Drop every picture and give the entries back exactly.

## begin Listed entries

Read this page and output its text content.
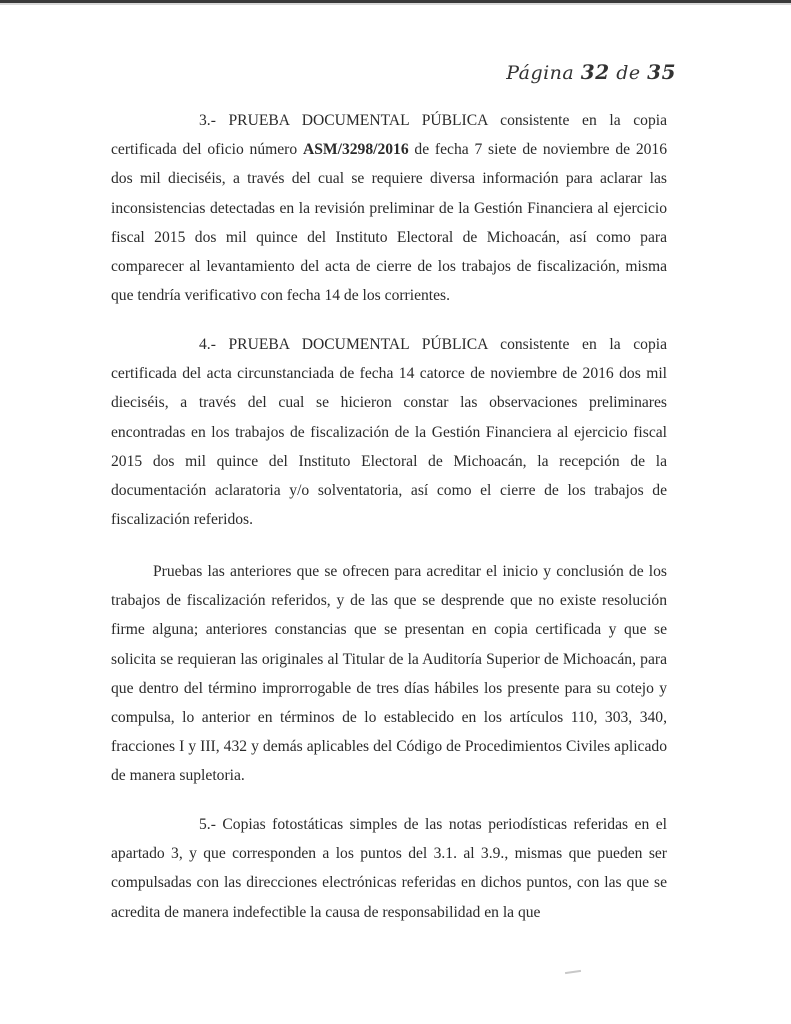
Página 32 de 35

3.- PRUEBA DOCUMENTAL PÚBLICA consistente en la copia certificada del oficio número ASM/3298/2016 de fecha 7 siete de noviembre de 2016 dos mil dieciséis, a través del cual se requiere diversa información para aclarar las inconsistencias detectadas en la revisión preliminar de la Gestión Financiera al ejercicio fiscal 2015 dos mil quince del Instituto Electoral de Michoacán, así como para comparecer al levantamiento del acta de cierre de los trabajos de fiscalización, misma que tendría verificativo con fecha 14 de los corrientes.

4.- PRUEBA DOCUMENTAL PÚBLICA consistente en la copia certificada del acta circunstanciada de fecha 14 catorce de noviembre de 2016 dos mil dieciséis, a través del cual se hicieron constar las observaciones preliminares encontradas en los trabajos de fiscalización de la Gestión Financiera al ejercicio fiscal 2015 dos mil quince del Instituto Electoral de Michoacán, la recepción de la documentación aclaratoria y/o solventatoria, así como el cierre de los trabajos de fiscalización referidos.

Pruebas las anteriores que se ofrecen para acreditar el inicio y conclusión de los trabajos de fiscalización referidos, y de las que se desprende que no existe resolución firme alguna; anteriores constancias que se presentan en copia certificada y que se solicita se requieran las originales al Titular de la Auditoría Superior de Michoacán, para que dentro del término improrrogable de tres días hábiles los presente para su cotejo y compulsa, lo anterior en términos de lo establecido en los artículos 110, 303, 340, fracciones I y III, 432 y demás aplicables del Código de Procedimientos Civiles aplicado de manera supletoria.

5.- Copias fotostáticas simples de las notas periodísticas referidas en el apartado 3, y que corresponden a los puntos del 3.1. al 3.9., mismas que pueden ser compulsadas con las direcciones electrónicas referidas en dichos puntos, con las que se acredita de manera indefectible la causa de responsabilidad en la que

## end Listed entries

Task output =
Read this page and output its text content.
Página 32 de 35

3.- PRUEBA DOCUMENTAL PÚBLICA consistente en la copia certificada del oficio número ASM/3298/2016 de fecha 7 siete de noviembre de 2016 dos mil dieciséis, a través del cual se requiere diversa información para aclarar las inconsistencias detectadas en la revisión preliminar de la Gestión Financiera al ejercicio fiscal 2015 dos mil quince del Instituto Electoral de Michoacán, así como para comparecer al levantamiento del acta de cierre de los trabajos de fiscalización, misma que tendría verificativo con fecha 14 de los corrientes.

4.- PRUEBA DOCUMENTAL PÚBLICA consistente en la copia certificada del acta circunstanciada de fecha 14 catorce de noviembre de 2016 dos mil dieciséis, a través del cual se hicieron constar las observaciones preliminares encontradas en los trabajos de fiscalización de la Gestión Financiera al ejercicio fiscal 2015 dos mil quince del Instituto Electoral de Michoacán, la recepción de la documentación aclaratoria y/o solventatoria, así como el cierre de los trabajos de fiscalización referidos.

Pruebas las anteriores que se ofrecen para acreditar el inicio y conclusión de los trabajos de fiscalización referidos, y de las que se desprende que no existe resolución firme alguna; anteriores constancias que se presentan en copia certificada y que se solicita se requieran las originales al Titular de la Auditoría Superior de Michoacán, para que dentro del término improrrogable de tres días hábiles los presente para su cotejo y compulsa, lo anterior en términos de lo establecido en los artículos 110, 303, 340, fracciones I y III, 432 y demás aplicables del Código de Procedimientos Civiles aplicado de manera supletoria.

5.- Copias fotostáticas simples de las notas periodísticas referidas en el apartado 3, y que corresponden a los puntos del 3.1. al 3.9., mismas que pueden ser compulsadas con las direcciones electrónicas referidas en dichos puntos, con las que se acredita de manera indefectible la causa de responsabilidad en la que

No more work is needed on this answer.